→ RECORDS TO PROCESS
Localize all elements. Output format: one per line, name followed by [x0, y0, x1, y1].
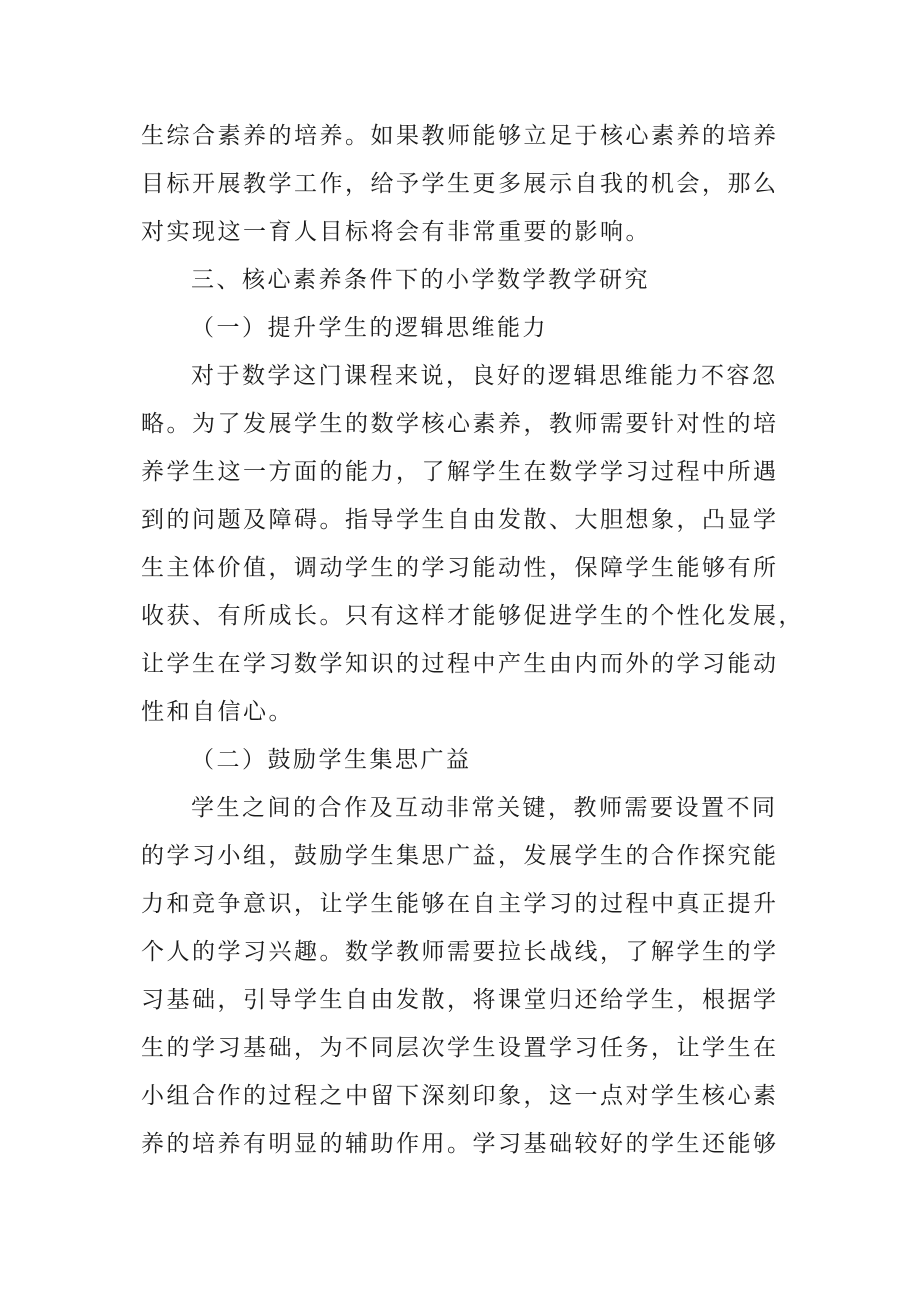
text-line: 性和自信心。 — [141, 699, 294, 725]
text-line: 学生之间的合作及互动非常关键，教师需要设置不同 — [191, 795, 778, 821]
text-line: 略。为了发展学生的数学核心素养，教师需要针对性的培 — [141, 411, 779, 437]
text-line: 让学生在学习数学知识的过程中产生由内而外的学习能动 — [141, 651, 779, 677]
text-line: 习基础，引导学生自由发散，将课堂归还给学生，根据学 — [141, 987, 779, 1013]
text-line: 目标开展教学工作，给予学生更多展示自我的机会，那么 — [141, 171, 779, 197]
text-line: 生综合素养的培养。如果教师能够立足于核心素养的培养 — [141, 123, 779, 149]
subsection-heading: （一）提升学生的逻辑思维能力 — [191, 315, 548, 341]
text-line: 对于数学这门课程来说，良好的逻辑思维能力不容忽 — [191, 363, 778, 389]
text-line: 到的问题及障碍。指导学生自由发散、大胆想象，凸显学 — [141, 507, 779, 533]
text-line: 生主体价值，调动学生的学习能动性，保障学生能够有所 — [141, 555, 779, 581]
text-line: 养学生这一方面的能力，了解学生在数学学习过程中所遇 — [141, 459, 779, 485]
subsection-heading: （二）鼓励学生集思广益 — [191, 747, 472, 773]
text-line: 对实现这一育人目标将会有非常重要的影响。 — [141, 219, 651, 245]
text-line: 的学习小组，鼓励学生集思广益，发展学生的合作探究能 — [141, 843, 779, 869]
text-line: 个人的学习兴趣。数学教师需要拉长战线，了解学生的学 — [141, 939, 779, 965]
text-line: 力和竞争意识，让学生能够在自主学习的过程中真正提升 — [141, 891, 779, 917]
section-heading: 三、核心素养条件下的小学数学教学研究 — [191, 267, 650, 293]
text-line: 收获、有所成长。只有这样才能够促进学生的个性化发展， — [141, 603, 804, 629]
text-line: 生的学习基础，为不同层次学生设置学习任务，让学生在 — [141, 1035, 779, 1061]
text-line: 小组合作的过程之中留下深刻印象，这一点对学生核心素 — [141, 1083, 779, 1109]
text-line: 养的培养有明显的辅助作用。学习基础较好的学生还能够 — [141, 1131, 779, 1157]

---

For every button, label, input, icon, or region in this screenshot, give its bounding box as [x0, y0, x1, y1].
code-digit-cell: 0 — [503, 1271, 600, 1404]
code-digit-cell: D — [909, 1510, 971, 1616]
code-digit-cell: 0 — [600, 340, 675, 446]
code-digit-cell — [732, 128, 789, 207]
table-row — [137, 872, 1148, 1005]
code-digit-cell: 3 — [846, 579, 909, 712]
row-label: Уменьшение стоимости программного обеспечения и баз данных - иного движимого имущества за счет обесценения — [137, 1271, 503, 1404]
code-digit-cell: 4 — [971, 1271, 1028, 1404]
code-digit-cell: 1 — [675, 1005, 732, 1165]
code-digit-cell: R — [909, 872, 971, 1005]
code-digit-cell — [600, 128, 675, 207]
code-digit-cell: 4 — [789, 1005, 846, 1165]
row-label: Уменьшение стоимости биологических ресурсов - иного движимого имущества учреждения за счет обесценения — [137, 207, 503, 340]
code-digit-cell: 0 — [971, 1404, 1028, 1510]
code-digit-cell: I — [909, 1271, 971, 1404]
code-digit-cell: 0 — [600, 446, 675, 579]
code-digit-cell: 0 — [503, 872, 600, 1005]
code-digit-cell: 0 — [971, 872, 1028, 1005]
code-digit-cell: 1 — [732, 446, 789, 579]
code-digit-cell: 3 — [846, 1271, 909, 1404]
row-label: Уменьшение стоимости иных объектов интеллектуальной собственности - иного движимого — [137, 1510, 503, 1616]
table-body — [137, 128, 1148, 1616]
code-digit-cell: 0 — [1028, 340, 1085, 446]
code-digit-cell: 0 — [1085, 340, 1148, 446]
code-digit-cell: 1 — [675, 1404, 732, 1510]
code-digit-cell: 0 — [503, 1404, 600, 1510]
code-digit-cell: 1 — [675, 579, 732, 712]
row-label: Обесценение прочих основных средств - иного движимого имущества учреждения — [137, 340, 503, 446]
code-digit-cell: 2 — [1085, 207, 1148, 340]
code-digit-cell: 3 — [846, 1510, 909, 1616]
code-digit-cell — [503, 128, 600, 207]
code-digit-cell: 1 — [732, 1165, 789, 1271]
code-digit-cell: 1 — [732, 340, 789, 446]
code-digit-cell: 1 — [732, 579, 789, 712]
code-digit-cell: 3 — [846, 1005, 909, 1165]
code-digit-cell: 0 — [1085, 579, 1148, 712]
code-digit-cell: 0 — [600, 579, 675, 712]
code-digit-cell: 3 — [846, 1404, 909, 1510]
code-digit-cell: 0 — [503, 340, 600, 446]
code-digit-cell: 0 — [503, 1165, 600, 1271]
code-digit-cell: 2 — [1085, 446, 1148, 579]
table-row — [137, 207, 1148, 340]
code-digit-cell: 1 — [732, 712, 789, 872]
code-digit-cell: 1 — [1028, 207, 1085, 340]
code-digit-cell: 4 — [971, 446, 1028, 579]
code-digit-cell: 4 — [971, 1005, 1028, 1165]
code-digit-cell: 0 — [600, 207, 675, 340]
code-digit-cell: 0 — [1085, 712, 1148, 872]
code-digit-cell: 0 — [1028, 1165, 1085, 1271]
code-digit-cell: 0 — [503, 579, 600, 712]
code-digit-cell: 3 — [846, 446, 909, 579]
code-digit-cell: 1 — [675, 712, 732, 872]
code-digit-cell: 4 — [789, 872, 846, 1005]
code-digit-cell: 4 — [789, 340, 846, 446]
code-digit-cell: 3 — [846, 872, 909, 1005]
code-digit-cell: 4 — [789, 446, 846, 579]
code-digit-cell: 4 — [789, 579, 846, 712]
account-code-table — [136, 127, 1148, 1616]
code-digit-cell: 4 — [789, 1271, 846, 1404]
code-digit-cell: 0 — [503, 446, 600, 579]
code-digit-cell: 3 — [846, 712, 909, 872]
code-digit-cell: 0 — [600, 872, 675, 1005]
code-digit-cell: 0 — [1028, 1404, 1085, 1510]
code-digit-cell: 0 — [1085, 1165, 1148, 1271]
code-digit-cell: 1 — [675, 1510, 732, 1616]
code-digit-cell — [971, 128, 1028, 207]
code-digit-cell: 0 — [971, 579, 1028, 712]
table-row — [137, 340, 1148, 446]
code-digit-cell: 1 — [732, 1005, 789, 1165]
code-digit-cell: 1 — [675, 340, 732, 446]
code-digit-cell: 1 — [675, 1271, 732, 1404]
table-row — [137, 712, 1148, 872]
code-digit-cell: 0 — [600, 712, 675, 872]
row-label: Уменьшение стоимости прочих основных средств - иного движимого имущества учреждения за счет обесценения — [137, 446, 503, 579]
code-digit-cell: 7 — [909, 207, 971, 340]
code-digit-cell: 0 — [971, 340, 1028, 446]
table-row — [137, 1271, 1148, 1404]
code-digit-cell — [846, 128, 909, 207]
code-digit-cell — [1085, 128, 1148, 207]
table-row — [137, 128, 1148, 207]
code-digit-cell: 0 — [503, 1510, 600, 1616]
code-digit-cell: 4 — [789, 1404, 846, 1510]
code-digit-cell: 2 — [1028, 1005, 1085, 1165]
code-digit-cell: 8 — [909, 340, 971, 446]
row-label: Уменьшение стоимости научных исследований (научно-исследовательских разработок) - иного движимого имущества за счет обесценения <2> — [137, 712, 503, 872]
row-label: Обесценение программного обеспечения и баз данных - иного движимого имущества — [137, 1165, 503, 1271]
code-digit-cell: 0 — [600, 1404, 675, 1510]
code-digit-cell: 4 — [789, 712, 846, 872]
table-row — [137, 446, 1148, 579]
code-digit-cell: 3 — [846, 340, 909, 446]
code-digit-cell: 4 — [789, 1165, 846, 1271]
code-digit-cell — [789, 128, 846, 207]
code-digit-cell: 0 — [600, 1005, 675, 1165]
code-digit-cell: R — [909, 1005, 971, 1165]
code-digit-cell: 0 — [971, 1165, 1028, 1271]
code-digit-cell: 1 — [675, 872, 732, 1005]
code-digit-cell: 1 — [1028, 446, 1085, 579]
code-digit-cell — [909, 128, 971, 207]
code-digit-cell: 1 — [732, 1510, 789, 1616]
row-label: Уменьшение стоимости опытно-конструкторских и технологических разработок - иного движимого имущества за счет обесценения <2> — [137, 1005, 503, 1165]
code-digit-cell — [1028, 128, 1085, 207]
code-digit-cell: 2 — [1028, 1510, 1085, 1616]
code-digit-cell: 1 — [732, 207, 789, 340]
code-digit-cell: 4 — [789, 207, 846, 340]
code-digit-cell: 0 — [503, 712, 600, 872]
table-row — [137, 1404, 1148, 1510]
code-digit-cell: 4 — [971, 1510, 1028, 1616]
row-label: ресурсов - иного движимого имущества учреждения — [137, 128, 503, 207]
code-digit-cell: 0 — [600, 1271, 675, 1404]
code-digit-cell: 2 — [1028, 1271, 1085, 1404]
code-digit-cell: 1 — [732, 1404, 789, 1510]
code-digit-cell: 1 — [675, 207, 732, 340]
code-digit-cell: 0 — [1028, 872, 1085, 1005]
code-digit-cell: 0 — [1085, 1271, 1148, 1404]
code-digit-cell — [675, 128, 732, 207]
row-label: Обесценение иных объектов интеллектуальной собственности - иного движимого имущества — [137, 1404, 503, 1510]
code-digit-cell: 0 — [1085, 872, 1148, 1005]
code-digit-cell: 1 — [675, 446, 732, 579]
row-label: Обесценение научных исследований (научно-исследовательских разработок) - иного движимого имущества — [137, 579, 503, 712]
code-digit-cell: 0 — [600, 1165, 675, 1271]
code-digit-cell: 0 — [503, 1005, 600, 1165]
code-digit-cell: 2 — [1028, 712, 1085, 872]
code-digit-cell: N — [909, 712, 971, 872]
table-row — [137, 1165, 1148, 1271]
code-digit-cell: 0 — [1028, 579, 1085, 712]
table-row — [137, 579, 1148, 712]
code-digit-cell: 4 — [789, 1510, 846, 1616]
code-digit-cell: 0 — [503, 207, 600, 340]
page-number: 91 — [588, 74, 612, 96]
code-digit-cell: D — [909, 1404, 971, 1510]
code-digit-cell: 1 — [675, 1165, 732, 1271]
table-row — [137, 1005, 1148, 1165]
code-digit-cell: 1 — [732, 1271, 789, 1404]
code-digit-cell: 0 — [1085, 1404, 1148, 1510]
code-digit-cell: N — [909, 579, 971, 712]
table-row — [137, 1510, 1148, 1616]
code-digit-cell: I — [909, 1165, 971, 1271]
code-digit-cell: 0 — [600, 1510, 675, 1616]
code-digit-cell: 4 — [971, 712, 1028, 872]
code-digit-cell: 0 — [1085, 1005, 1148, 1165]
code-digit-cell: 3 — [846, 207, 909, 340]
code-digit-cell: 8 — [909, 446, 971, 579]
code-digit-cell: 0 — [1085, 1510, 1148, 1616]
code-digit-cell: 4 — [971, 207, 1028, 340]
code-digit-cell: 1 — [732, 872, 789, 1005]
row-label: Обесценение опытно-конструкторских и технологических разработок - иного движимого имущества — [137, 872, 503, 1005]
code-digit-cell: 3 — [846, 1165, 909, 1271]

→ THE TASK
Copy out, unchanged, every line of the records between the line holding "text-line: 性和自信心。 — [141, 699, 294, 725]" and the line holding "text-line: 小组合作的过程之中留下深刻印象，这一点对学生核心素 —", including both.

→ SOLVED EXERCISE
text-line: 性和自信心。 — [141, 699, 294, 725]
text-line: 学生之间的合作及互动非常关键，教师需要设置不同 — [191, 795, 778, 821]
text-line: 略。为了发展学生的数学核心素养，教师需要针对性的培 — [141, 411, 779, 437]
text-line: 让学生在学习数学知识的过程中产生由内而外的学习能动 — [141, 651, 779, 677]
text-line: 习基础，引导学生自由发散，将课堂归还给学生，根据学 — [141, 987, 779, 1013]
text-line: 目标开展教学工作，给予学生更多展示自我的机会，那么 — [141, 171, 779, 197]
text-line: 生综合素养的培养。如果教师能够立足于核心素养的培养 — [141, 123, 779, 149]
subsection-heading: （一）提升学生的逻辑思维能力 — [191, 315, 548, 341]
text-line: 对于数学这门课程来说，良好的逻辑思维能力不容忽 — [191, 363, 778, 389]
text-line: 到的问题及障碍。指导学生自由发散、大胆想象，凸显学 — [141, 507, 779, 533]
text-line: 生主体价值，调动学生的学习能动性，保障学生能够有所 — [141, 555, 779, 581]
text-line: 养学生这一方面的能力，了解学生在数学学习过程中所遇 — [141, 459, 779, 485]
subsection-heading: （二）鼓励学生集思广益 — [191, 747, 472, 773]
text-line: 对实现这一育人目标将会有非常重要的影响。 — [141, 219, 651, 245]
text-line: 的学习小组，鼓励学生集思广益，发展学生的合作探究能 — [141, 843, 779, 869]
text-line: 个人的学习兴趣。数学教师需要拉长战线，了解学生的学 — [141, 939, 779, 965]
text-line: 力和竞争意识，让学生能够在自主学习的过程中真正提升 — [141, 891, 779, 917]
section-heading: 三、核心素养条件下的小学数学教学研究 — [191, 267, 650, 293]
text-line: 收获、有所成长。只有这样才能够促进学生的个性化发展， — [141, 603, 804, 629]
text-line: 生的学习基础，为不同层次学生设置学习任务，让学生在 — [141, 1035, 779, 1061]
text-line: 小组合作的过程之中留下深刻印象，这一点对学生核心素 — [141, 1083, 779, 1109]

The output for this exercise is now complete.